====== MATERIALS PROVIDED
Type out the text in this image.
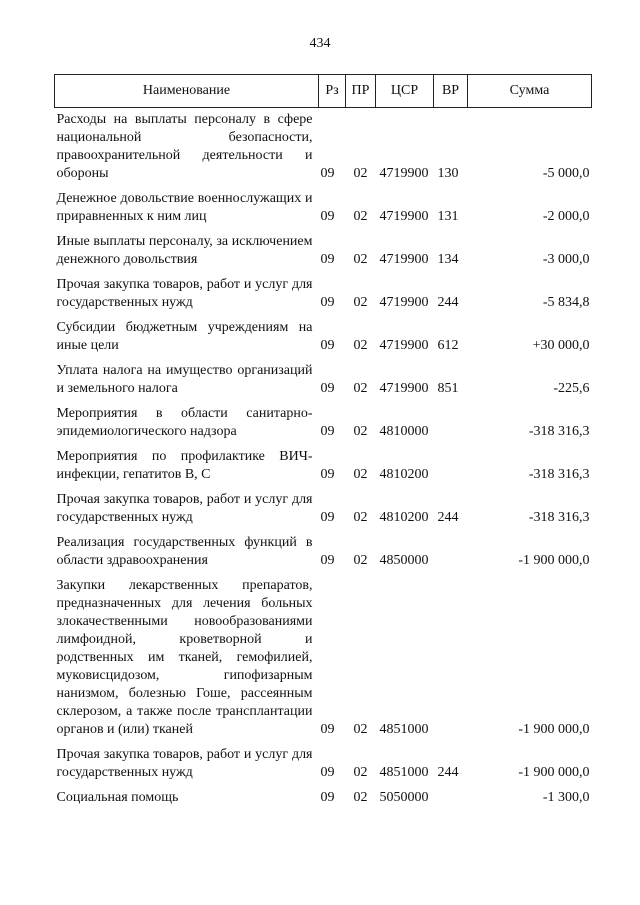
434
Наименование	Рз	ПР	ЦСР	ВР	Сумма
Расходы на выплаты персоналу в сфере национальной безопасности, правоохранительной деятельности и обороны	09	02	4719900	130	-5 000,0
Денежное довольствие военнослужащих и приравненных к ним лиц	09	02	4719900	131	-2 000,0
Иные выплаты персоналу, за исключением денежного довольствия	09	02	4719900	134	-3 000,0
Прочая закупка товаров, работ и услуг для государственных нужд	09	02	4719900	244	-5 834,8
Субсидии бюджетным учреждениям на иные цели	09	02	4719900	612	+30 000,0
Уплата налога на имущество организаций и земельного налога	09	02	4719900	851	-225,6
Мероприятия в области санитарно-эпидемиологического надзора	09	02	4810000		-318 316,3
Мероприятия по профилактике ВИЧ-инфекции, гепатитов В, С	09	02	4810200		-318 316,3
Прочая закупка товаров, работ и услуг для государственных нужд	09	02	4810200	244	-318 316,3
Реализация государственных функций в области здравоохранения	09	02	4850000		-1 900 000,0
Закупки лекарственных препаратов, предназначенных для лечения больных злокачественными новообразованиями лимфоидной, кроветворной и родственных им тканей, гемофилией, муковисцидозом, гипофизарным нанизмом, болезнью Гоше, рассеянным склерозом, а также после трансплантации органов и (или) тканей	09	02	4851000		-1 900 000,0
Прочая закупка товаров, работ и услуг для государственных нужд	09	02	4851000	244	-1 900 000,0
Социальная помощь	09	02	5050000		-1 300,0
============
Copy out every line of the material above exactly, skipping the pictures.

▸ **FULL SOLUTION**
Type out the text in this image.
434
Наименование	Рз	ПР	ЦСР	ВР	Сумма
Расходы на выплаты персоналу в сфере национальной безопасности, правоохранительной деятельности и обороны	09	02	4719900	130	-5 000,0
Денежное довольствие военнослужащих и приравненных к ним лиц	09	02	4719900	131	-2 000,0
Иные выплаты персоналу, за исключением денежного довольствия	09	02	4719900	134	-3 000,0
Прочая закупка товаров, работ и услуг для государственных нужд	09	02	4719900	244	-5 834,8
Субсидии бюджетным учреждениям на иные цели	09	02	4719900	612	+30 000,0
Уплата налога на имущество организаций и земельного налога	09	02	4719900	851	-225,6
Мероприятия в области санитарно-эпидемиологического надзора	09	02	4810000		-318 316,3
Мероприятия по профилактике ВИЧ-инфекции, гепатитов В, С	09	02	4810200		-318 316,3
Прочая закупка товаров, работ и услуг для государственных нужд	09	02	4810200	244	-318 316,3
Реализация государственных функций в области здравоохранения	09	02	4850000		-1 900 000,0
Закупки лекарственных препаратов, предназначенных для лечения больных злокачественными новообразованиями лимфоидной, кроветворной и родственных им тканей, гемофилией, муковисцидозом, гипофизарным нанизмом, болезнью Гоше, рассеянным склерозом, а также после трансплантации органов и (или) тканей	09	02	4851000		-1 900 000,0
Прочая закупка товаров, работ и услуг для государственных нужд	09	02	4851000	244	-1 900 000,0
Социальная помощь	09	02	5050000		-1 300,0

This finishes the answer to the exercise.